_Material for this task_
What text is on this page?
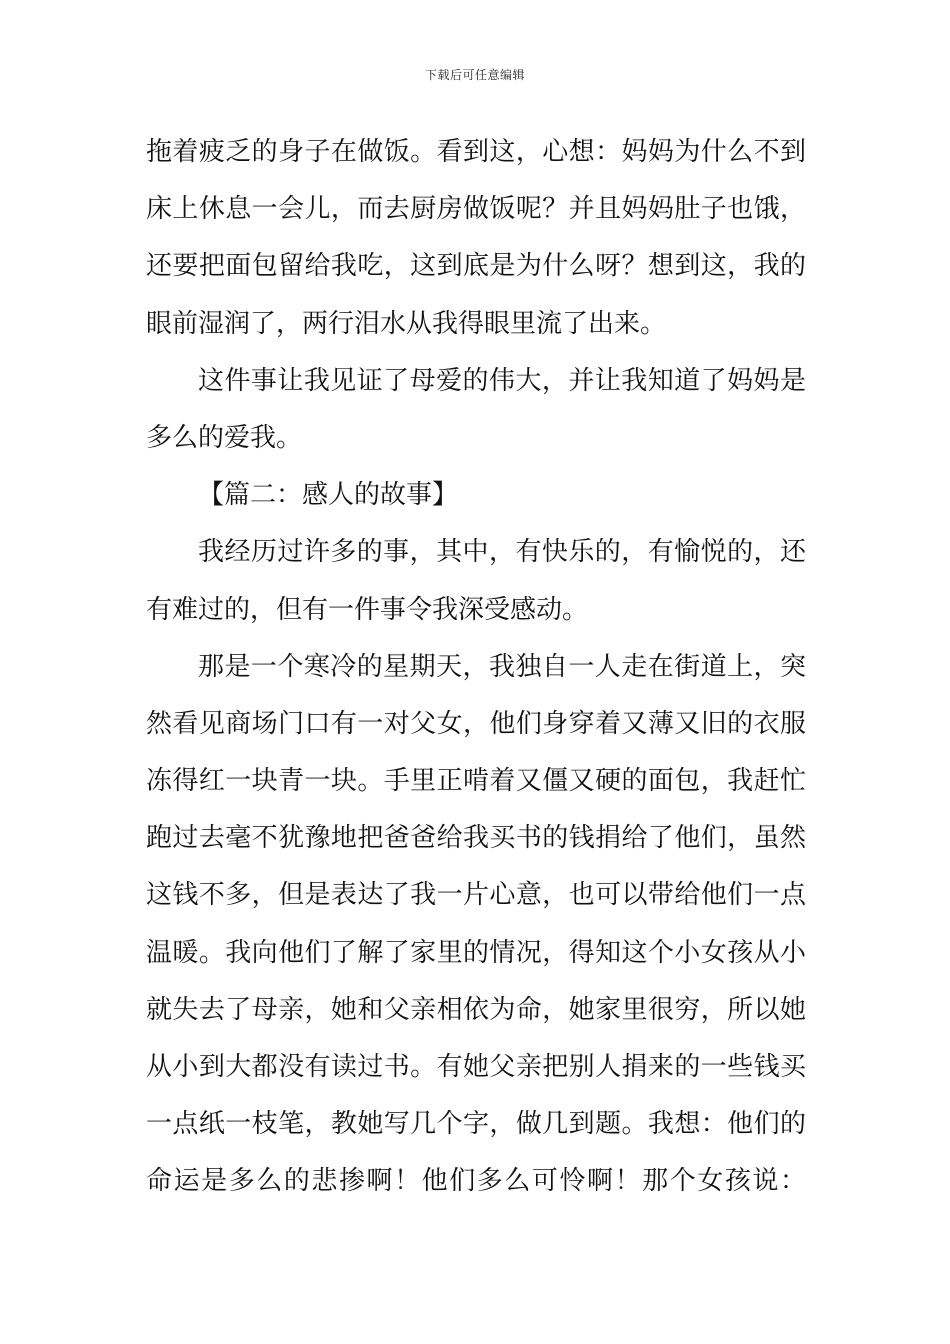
下载后可任意编辑
拖着疲乏的身子在做饭。看到这，心想：妈妈为什么不到
床上休息一会儿，而去厨房做饭呢？并且妈妈肚子也饿，
还要把面包留给我吃，这到底是为什么呀？想到这，我的
眼前湿润了，两行泪水从我得眼里流了出来。
这件事让我见证了母爱的伟大，并让我知道了妈妈是
多么的爱我。
【篇二：感人的故事】
我经历过许多的事，其中，有快乐的，有愉悦的，还
有难过的，但有一件事令我深受感动。
那是一个寒冷的星期天，我独自一人走在街道上，突
然看见商场门口有一对父女，他们身穿着又薄又旧的衣服
冻得红一块青一块。手里正啃着又僵又硬的面包，我赶忙
跑过去毫不犹豫地把爸爸给我买书的钱捐给了他们，虽然
这钱不多，但是表达了我一片心意，也可以带给他们一点
温暖。我向他们了解了家里的情况，得知这个小女孩从小
就失去了母亲，她和父亲相依为命，她家里很穷，所以她
从小到大都没有读过书。有她父亲把别人捐来的一些钱买
一点纸一枝笔，教她写几个字，做几到题。我想：他们的
命运是多么的悲掺啊！他们多么可怜啊！那个女孩说：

_Brief_
Write every record out again exactly; no pictures belong in the copy.

_Response to this task_
What text is on this page?
下载后可任意编辑
拖着疲乏的身子在做饭。看到这，心想：妈妈为什么不到
床上休息一会儿，而去厨房做饭呢？并且妈妈肚子也饿，
还要把面包留给我吃，这到底是为什么呀？想到这，我的
眼前湿润了，两行泪水从我得眼里流了出来。
这件事让我见证了母爱的伟大，并让我知道了妈妈是
多么的爱我。
【篇二：感人的故事】
我经历过许多的事，其中，有快乐的，有愉悦的，还
有难过的，但有一件事令我深受感动。
那是一个寒冷的星期天，我独自一人走在街道上，突
然看见商场门口有一对父女，他们身穿着又薄又旧的衣服
冻得红一块青一块。手里正啃着又僵又硬的面包，我赶忙
跑过去毫不犹豫地把爸爸给我买书的钱捐给了他们，虽然
这钱不多，但是表达了我一片心意，也可以带给他们一点
温暖。我向他们了解了家里的情况，得知这个小女孩从小
就失去了母亲，她和父亲相依为命，她家里很穷，所以她
从小到大都没有读过书。有她父亲把别人捐来的一些钱买
一点纸一枝笔，教她写几个字，做几到题。我想：他们的
命运是多么的悲掺啊！他们多么可怜啊！那个女孩说：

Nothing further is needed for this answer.